- _STATED GOAL_
Extract all lines that hold "Watkins" from the records below.

(Dataset items)
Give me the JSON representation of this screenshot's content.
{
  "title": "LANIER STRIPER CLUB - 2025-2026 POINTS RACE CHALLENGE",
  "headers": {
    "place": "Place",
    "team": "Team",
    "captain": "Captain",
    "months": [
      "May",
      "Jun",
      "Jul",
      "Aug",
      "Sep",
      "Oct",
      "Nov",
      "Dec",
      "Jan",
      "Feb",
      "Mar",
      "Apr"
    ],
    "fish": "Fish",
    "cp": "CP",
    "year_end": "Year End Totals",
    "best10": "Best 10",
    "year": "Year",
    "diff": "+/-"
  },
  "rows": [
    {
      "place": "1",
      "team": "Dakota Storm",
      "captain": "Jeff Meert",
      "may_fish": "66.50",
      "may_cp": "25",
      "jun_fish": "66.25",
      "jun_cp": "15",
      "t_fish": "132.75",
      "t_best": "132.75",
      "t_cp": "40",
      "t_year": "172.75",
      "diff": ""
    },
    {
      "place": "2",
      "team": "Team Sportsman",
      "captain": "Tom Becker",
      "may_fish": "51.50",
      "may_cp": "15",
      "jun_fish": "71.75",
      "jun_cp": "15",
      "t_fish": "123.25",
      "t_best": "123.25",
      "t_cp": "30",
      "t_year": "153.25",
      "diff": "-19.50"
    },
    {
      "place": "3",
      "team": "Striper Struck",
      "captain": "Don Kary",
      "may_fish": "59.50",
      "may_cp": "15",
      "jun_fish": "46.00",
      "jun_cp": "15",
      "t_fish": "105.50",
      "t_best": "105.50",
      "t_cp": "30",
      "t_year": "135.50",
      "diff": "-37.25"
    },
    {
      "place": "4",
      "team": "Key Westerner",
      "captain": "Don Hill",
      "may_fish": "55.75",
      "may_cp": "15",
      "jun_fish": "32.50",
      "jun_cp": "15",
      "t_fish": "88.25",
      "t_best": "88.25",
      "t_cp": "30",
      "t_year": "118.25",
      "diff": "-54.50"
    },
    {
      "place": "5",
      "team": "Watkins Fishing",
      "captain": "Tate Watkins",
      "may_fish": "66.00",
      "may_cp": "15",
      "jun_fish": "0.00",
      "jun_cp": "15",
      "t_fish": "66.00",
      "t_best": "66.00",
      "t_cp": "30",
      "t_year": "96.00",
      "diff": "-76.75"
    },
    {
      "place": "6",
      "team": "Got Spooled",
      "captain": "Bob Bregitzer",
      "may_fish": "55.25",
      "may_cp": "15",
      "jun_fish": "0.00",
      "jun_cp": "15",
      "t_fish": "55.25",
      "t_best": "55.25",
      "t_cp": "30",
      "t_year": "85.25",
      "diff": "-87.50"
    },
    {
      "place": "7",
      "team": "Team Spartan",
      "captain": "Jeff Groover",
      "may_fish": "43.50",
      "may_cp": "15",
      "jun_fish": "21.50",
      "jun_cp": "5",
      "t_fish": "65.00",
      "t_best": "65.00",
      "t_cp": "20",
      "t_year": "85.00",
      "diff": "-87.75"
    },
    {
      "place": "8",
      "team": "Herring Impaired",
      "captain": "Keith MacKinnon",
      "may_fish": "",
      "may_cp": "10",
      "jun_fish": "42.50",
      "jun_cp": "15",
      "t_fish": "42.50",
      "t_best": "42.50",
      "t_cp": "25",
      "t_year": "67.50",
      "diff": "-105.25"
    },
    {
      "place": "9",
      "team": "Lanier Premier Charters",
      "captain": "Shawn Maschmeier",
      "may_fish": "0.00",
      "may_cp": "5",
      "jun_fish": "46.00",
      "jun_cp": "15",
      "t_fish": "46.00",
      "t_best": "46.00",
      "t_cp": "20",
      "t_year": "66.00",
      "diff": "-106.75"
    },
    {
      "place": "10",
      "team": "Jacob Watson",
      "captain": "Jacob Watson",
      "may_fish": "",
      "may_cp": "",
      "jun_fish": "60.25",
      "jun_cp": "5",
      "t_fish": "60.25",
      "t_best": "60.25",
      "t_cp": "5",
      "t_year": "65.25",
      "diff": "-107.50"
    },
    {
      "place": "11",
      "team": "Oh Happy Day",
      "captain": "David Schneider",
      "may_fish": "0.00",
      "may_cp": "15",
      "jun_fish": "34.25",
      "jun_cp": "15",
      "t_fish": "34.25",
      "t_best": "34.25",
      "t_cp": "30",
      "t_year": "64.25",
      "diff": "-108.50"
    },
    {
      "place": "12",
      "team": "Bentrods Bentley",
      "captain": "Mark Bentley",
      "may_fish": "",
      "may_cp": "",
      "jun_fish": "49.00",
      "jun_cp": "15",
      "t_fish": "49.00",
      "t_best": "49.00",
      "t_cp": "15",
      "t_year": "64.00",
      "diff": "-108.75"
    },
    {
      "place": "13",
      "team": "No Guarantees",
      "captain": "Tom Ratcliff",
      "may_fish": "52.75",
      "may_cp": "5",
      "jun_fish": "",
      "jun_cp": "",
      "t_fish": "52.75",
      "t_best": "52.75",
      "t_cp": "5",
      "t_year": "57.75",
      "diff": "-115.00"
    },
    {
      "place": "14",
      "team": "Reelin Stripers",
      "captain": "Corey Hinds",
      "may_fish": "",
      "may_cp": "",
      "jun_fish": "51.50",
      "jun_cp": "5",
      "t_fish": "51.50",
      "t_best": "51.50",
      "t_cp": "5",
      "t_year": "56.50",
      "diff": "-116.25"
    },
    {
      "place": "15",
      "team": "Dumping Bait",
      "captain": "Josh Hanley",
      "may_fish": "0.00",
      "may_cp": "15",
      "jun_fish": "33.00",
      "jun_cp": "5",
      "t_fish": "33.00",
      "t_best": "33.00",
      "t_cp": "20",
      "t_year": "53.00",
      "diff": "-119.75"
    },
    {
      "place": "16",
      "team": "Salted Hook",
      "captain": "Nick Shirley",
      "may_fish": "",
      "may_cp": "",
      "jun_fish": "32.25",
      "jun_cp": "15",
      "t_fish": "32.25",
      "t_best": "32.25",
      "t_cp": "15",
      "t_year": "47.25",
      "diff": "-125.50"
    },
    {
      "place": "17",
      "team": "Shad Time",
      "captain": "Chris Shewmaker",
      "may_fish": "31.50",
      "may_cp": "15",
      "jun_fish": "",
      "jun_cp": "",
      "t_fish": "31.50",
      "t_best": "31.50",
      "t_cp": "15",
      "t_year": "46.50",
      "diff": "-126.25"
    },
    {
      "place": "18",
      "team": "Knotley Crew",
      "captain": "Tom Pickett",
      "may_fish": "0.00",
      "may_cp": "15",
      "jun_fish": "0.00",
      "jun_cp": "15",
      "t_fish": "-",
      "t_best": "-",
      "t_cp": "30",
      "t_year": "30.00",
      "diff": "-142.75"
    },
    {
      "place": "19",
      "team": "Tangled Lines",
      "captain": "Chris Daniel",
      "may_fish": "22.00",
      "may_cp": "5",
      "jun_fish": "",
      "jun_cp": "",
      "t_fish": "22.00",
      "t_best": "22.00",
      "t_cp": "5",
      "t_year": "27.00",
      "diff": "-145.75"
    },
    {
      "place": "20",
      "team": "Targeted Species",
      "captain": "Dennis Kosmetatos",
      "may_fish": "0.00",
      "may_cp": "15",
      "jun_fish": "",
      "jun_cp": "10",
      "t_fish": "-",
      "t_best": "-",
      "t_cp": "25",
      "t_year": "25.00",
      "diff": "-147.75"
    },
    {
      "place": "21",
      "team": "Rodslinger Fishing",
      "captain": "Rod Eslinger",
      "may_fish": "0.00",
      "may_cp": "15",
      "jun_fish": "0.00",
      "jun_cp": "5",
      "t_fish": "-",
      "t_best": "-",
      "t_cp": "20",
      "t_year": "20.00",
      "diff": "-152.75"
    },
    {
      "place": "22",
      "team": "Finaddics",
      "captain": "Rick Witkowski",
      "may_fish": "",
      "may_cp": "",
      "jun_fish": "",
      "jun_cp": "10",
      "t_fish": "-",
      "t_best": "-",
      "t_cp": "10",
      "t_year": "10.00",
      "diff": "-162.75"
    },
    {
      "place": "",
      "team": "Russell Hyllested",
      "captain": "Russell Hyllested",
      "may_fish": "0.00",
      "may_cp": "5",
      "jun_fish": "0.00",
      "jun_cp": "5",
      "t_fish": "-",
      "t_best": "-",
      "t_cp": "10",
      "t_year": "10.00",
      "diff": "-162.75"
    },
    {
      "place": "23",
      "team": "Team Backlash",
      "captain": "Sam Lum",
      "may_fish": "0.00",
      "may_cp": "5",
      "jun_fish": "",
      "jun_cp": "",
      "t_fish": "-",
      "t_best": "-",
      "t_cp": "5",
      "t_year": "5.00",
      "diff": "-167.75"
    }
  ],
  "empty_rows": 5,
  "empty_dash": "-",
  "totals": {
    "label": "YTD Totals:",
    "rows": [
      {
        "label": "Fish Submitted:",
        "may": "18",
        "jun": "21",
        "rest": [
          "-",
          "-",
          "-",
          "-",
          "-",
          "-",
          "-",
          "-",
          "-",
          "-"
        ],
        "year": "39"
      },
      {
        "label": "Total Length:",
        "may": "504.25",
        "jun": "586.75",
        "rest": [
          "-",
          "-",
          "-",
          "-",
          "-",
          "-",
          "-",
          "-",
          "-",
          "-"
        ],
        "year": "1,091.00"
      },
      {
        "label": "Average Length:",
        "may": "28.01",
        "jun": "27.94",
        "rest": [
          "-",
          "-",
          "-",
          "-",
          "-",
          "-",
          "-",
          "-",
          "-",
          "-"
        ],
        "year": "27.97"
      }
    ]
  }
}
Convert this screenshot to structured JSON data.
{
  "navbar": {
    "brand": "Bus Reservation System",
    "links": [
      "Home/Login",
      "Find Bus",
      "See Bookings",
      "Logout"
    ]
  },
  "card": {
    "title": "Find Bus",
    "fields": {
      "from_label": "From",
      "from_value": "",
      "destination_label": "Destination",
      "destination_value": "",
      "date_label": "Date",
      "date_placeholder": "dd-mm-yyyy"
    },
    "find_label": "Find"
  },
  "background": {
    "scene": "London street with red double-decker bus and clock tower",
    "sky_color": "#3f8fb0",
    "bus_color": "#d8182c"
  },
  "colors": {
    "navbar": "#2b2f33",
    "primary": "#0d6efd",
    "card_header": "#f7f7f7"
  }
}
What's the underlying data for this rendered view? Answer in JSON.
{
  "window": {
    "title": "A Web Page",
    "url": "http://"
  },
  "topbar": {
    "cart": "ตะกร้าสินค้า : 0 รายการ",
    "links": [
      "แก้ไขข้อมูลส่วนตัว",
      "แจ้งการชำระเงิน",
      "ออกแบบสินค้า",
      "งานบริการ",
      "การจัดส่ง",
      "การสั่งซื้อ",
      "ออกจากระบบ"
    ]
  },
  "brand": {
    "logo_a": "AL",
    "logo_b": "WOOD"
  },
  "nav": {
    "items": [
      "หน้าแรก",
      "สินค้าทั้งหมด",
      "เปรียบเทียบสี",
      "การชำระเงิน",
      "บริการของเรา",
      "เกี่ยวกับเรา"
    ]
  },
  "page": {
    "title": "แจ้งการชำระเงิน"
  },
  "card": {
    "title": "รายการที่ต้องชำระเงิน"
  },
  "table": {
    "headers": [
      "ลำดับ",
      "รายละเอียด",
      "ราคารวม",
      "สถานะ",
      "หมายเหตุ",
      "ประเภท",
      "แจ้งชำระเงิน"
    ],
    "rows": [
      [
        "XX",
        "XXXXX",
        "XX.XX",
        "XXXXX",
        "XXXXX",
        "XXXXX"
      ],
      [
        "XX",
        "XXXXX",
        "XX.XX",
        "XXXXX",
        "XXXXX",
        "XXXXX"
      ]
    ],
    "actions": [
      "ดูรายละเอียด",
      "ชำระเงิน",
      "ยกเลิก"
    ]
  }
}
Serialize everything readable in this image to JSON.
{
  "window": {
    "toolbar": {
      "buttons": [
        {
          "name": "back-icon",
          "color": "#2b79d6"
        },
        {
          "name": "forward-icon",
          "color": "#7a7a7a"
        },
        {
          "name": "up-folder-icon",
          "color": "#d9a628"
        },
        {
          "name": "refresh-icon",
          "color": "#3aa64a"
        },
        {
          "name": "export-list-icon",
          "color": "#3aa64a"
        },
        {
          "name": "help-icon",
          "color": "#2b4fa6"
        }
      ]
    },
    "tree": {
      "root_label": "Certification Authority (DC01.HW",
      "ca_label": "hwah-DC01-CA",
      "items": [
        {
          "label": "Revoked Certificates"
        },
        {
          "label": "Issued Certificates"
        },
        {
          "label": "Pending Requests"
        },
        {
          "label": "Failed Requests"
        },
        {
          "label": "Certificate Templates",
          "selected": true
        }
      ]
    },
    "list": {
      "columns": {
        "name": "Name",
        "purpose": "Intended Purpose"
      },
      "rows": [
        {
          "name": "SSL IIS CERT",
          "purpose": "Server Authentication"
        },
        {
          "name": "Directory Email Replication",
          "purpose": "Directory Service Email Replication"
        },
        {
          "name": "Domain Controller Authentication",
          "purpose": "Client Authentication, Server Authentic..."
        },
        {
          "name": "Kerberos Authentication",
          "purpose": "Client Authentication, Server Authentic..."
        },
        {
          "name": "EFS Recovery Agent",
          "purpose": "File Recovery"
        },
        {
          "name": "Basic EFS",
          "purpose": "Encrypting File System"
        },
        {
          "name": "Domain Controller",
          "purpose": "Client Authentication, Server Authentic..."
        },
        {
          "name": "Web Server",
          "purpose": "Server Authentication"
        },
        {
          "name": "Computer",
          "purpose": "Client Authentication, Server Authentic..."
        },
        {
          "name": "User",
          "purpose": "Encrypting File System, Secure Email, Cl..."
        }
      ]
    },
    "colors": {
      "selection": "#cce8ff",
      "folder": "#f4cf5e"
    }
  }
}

- _RESULT BELOW_
      "team": "Watkins Fishing",
      "captain": "Tate Watkins",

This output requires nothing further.